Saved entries
==========

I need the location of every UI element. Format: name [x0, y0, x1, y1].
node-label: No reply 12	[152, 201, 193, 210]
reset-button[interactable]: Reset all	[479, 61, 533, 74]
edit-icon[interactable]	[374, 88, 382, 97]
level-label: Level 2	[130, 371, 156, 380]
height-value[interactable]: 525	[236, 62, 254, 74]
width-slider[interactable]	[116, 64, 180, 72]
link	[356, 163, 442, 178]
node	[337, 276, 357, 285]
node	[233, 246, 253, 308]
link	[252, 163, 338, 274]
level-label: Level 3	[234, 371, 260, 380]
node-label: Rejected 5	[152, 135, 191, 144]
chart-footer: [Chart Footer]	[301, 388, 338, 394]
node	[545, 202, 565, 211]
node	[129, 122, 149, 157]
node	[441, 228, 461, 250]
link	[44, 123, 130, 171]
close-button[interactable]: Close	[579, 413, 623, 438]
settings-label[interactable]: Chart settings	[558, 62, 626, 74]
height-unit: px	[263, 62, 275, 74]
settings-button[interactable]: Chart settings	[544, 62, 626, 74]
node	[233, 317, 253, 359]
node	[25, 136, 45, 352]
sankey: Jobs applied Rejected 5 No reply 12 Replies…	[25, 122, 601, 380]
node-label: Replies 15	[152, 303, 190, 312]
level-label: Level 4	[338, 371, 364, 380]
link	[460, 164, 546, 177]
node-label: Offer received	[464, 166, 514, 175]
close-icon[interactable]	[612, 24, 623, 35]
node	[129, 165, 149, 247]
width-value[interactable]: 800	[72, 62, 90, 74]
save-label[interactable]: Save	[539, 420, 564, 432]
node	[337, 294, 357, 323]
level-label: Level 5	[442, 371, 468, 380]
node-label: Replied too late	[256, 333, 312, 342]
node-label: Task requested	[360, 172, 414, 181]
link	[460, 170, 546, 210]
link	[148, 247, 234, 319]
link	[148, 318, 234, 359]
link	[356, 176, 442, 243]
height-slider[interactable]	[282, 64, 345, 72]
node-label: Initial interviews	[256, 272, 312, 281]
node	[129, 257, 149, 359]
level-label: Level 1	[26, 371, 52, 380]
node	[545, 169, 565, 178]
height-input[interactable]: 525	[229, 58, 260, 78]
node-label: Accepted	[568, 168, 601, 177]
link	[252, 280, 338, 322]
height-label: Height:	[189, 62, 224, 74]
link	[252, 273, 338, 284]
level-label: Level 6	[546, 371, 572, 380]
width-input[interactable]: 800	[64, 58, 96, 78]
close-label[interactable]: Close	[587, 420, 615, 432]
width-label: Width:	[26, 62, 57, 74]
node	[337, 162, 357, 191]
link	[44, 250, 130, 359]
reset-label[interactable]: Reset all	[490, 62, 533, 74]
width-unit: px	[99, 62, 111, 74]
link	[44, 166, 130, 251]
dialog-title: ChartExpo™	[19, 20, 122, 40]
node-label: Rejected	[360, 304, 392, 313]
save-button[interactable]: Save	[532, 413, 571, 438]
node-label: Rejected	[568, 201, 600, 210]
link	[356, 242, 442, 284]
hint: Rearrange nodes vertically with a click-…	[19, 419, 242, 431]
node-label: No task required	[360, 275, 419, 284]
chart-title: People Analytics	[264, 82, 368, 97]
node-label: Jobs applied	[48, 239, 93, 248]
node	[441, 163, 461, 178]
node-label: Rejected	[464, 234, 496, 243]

==========

## Written task
Pull out every row above that contains the string "title", matching case exactly.

## Complete output
dialog-title: ChartExpo™	[19, 20, 122, 40]
chart-title: People Analytics	[264, 82, 368, 97]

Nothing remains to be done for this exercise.